**Requirement**
Provide an exact copy of the data, excluding the images.

Begin Input rows

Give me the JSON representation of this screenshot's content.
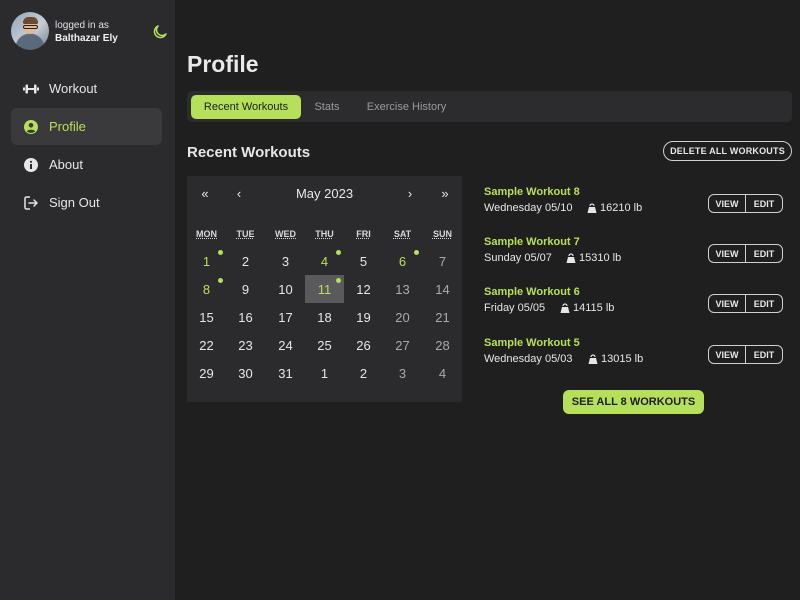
{
  "user": {
    "logged_in_label": "logged in as",
    "name": "Balthazar Ely"
  },
  "sidebar": {
    "items": [
      {
        "label": "Workout",
        "icon": "dumbbell-icon",
        "active": false
      },
      {
        "label": "Profile",
        "icon": "user-circle-icon",
        "active": true
      },
      {
        "label": "About",
        "icon": "info-icon",
        "active": false
      },
      {
        "label": "Sign Out",
        "icon": "sign-out-icon",
        "active": false
      }
    ]
  },
  "page": {
    "title": "Profile"
  },
  "tabs": [
    {
      "label": "Recent Workouts",
      "active": true
    },
    {
      "label": "Stats",
      "active": false
    },
    {
      "label": "Exercise History",
      "active": false
    }
  ],
  "recent": {
    "title": "Recent Workouts",
    "delete_all_label": "DELETE ALL WORKOUTS",
    "see_all_label": "SEE ALL 8 WORKOUTS"
  },
  "calendar": {
    "prev_year": "«",
    "prev_month": "‹",
    "month_label": "May 2023",
    "next_month": "›",
    "next_year": "»",
    "weekdays": [
      "MON",
      "TUE",
      "WED",
      "THU",
      "FRI",
      "SAT",
      "SUN"
    ],
    "weeks": [
      [
        "1",
        "2",
        "3",
        "4",
        "5",
        "6",
        "7"
      ],
      [
        "8",
        "9",
        "10",
        "11",
        "12",
        "13",
        "14"
      ],
      [
        "15",
        "16",
        "17",
        "18",
        "19",
        "20",
        "21"
      ],
      [
        "22",
        "23",
        "24",
        "25",
        "26",
        "27",
        "28"
      ],
      [
        "29",
        "30",
        "31",
        "1",
        "2",
        "3",
        "4"
      ]
    ]
  },
  "workouts": [
    {
      "name": "Sample Workout 8",
      "date": "Wednesday 05/10",
      "weight": "16210 lb",
      "view_label": "VIEW",
      "edit_label": "EDIT"
    },
    {
      "name": "Sample Workout 7",
      "date": "Sunday 05/07",
      "weight": "15310 lb",
      "view_label": "VIEW",
      "edit_label": "EDIT"
    },
    {
      "name": "Sample Workout 6",
      "date": "Friday 05/05",
      "weight": "14115 lb",
      "view_label": "VIEW",
      "edit_label": "EDIT"
    },
    {
      "name": "Sample Workout 5",
      "date": "Wednesday 05/03",
      "weight": "13015 lb",
      "view_label": "VIEW",
      "edit_label": "EDIT"
    }
  ],
  "colors": {
    "accent": "#b7e05a",
    "sidebar": "#2b2b2d",
    "background": "#1f1f1f"
  }
}
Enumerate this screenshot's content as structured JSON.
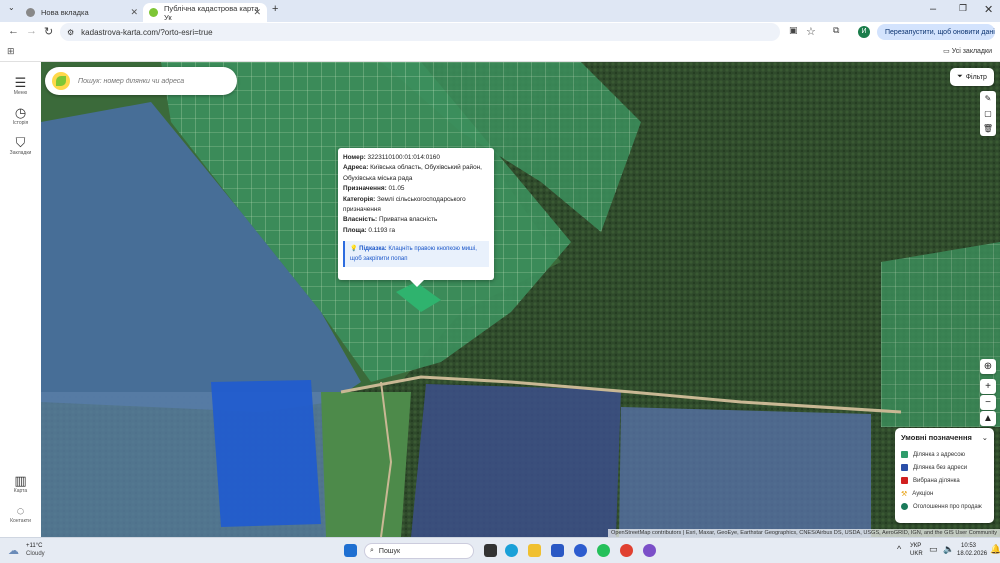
{
  "browser": {
    "tabs": [
      {
        "title": "Нова вкладка",
        "active": false
      },
      {
        "title": "Публічна кадастрова карта Ук",
        "active": true
      }
    ],
    "new_tab_icon": "plus-icon",
    "url": "kadastrova-karta.com/?orto-esri=true",
    "restart_button": "Перезапустити, щоб оновити дані",
    "profile_initial": "И",
    "bookmarks_all": "Усі закладки"
  },
  "sidebar": {
    "menu": "Меню",
    "history": "Історія",
    "bookmarks": "Закладки",
    "map": "Карта",
    "contacts": "Контакти"
  },
  "map": {
    "search_placeholder": "Пошук: номер ділянки чи адреса",
    "filter_button": "Фільтр",
    "attribution": "OpenStreetMap contributors | Esri, Maxar, GeoEye, Earthstar Geographics, CNES/Airbus DS, USDA, USGS, AeroGRID, IGN, and the GIS User Community"
  },
  "popup": {
    "number_label": "Номер:",
    "number_value": "3223110100:01:014:0160",
    "address_label": "Адреса:",
    "address_value": "Київська область, Обухівський район, Обухівська міська рада",
    "purpose_label": "Призначення:",
    "purpose_value": "01.05",
    "category_label": "Категорія:",
    "category_value": "Землі сільськогосподарського призначення",
    "ownership_label": "Власність:",
    "ownership_value": "Приватна власність",
    "area_label": "Площа:",
    "area_value": "0.1193 га",
    "hint_label": "Підказка:",
    "hint_text": "Клацніть правою кнопкою миші, щоб закріпити попап"
  },
  "legend": {
    "title": "Умовні позначення",
    "items": [
      {
        "label": "Ділянка з адресою",
        "color": "#2e9c6a"
      },
      {
        "label": "Ділянка без адреси",
        "color": "#2a4fa8"
      },
      {
        "label": "Вибрана ділянка",
        "color": "#d11f1f"
      },
      {
        "label": "Аукціон",
        "color": "#e8a317"
      },
      {
        "label": "Оголошення про продаж",
        "color": "#1a7a5a"
      }
    ]
  },
  "taskbar": {
    "temperature": "+11°C",
    "weather": "Cloudy",
    "search": "Пошук",
    "lang_line1": "УКР",
    "lang_line2": "UKR",
    "time": "10:53",
    "date": "18.02.2026"
  }
}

End Input rows

**Result**
Give me the JSON representation of this screenshot's content.
{
  "user": {
    "logged_in_label": "logged in as",
    "name": "Balthazar Ely"
  },
  "sidebar": {
    "items": [
      {
        "label": "Workout",
        "icon": "dumbbell-icon",
        "active": false
      },
      {
        "label": "Profile",
        "icon": "user-circle-icon",
        "active": true
      },
      {
        "label": "About",
        "icon": "info-icon",
        "active": false
      },
      {
        "label": "Sign Out",
        "icon": "sign-out-icon",
        "active": false
      }
    ]
  },
  "page": {
    "title": "Profile"
  },
  "tabs": [
    {
      "label": "Recent Workouts",
      "active": true
    },
    {
      "label": "Stats",
      "active": false
    },
    {
      "label": "Exercise History",
      "active": false
    }
  ],
  "recent": {
    "title": "Recent Workouts",
    "delete_all_label": "DELETE ALL WORKOUTS",
    "see_all_label": "SEE ALL 8 WORKOUTS"
  },
  "calendar": {
    "prev_year": "«",
    "prev_month": "‹",
    "month_label": "May 2023",
    "next_month": "›",
    "next_year": "»",
    "weekdays": [
      "MON",
      "TUE",
      "WED",
      "THU",
      "FRI",
      "SAT",
      "SUN"
    ],
    "weeks": [
      [
        "1",
        "2",
        "3",
        "4",
        "5",
        "6",
        "7"
      ],
      [
        "8",
        "9",
        "10",
        "11",
        "12",
        "13",
        "14"
      ],
      [
        "15",
        "16",
        "17",
        "18",
        "19",
        "20",
        "21"
      ],
      [
        "22",
        "23",
        "24",
        "25",
        "26",
        "27",
        "28"
      ],
      [
        "29",
        "30",
        "31",
        "1",
        "2",
        "3",
        "4"
      ]
    ]
  },
  "workouts": [
    {
      "name": "Sample Workout 8",
      "date": "Wednesday 05/10",
      "weight": "16210 lb",
      "view_label": "VIEW",
      "edit_label": "EDIT"
    },
    {
      "name": "Sample Workout 7",
      "date": "Sunday 05/07",
      "weight": "15310 lb",
      "view_label": "VIEW",
      "edit_label": "EDIT"
    },
    {
      "name": "Sample Workout 6",
      "date": "Friday 05/05",
      "weight": "14115 lb",
      "view_label": "VIEW",
      "edit_label": "EDIT"
    },
    {
      "name": "Sample Workout 5",
      "date": "Wednesday 05/03",
      "weight": "13015 lb",
      "view_label": "VIEW",
      "edit_label": "EDIT"
    }
  ],
  "colors": {
    "accent": "#b7e05a",
    "sidebar": "#2b2b2d",
    "background": "#1f1f1f"
  }
}
Enumerate this screenshot's content as structured JSON.
{
  "browser": {
    "tabs": [
      {
        "title": "Нова вкладка",
        "active": false
      },
      {
        "title": "Публічна кадастрова карта Ук",
        "active": true
      }
    ],
    "new_tab_icon": "plus-icon",
    "url": "kadastrova-karta.com/?orto-esri=true",
    "restart_button": "Перезапустити, щоб оновити дані",
    "profile_initial": "И",
    "bookmarks_all": "Усі закладки"
  },
  "sidebar": {
    "menu": "Меню",
    "history": "Історія",
    "bookmarks": "Закладки",
    "map": "Карта",
    "contacts": "Контакти"
  },
  "map": {
    "search_placeholder": "Пошук: номер ділянки чи адреса",
    "filter_button": "Фільтр",
    "attribution": "OpenStreetMap contributors | Esri, Maxar, GeoEye, Earthstar Geographics, CNES/Airbus DS, USDA, USGS, AeroGRID, IGN, and the GIS User Community"
  },
  "popup": {
    "number_label": "Номер:",
    "number_value": "3223110100:01:014:0160",
    "address_label": "Адреса:",
    "address_value": "Київська область, Обухівський район, Обухівська міська рада",
    "purpose_label": "Призначення:",
    "purpose_value": "01.05",
    "category_label": "Категорія:",
    "category_value": "Землі сільськогосподарського призначення",
    "ownership_label": "Власність:",
    "ownership_value": "Приватна власність",
    "area_label": "Площа:",
    "area_value": "0.1193 га",
    "hint_label": "Підказка:",
    "hint_text": "Клацніть правою кнопкою миші, щоб закріпити попап"
  },
  "legend": {
    "title": "Умовні позначення",
    "items": [
      {
        "label": "Ділянка з адресою",
        "color": "#2e9c6a"
      },
      {
        "label": "Ділянка без адреси",
        "color": "#2a4fa8"
      },
      {
        "label": "Вибрана ділянка",
        "color": "#d11f1f"
      },
      {
        "label": "Аукціон",
        "color": "#e8a317"
      },
      {
        "label": "Оголошення про продаж",
        "color": "#1a7a5a"
      }
    ]
  },
  "taskbar": {
    "temperature": "+11°C",
    "weather": "Cloudy",
    "search": "Пошук",
    "lang_line1": "УКР",
    "lang_line2": "UKR",
    "time": "10:53",
    "date": "18.02.2026"
  }
}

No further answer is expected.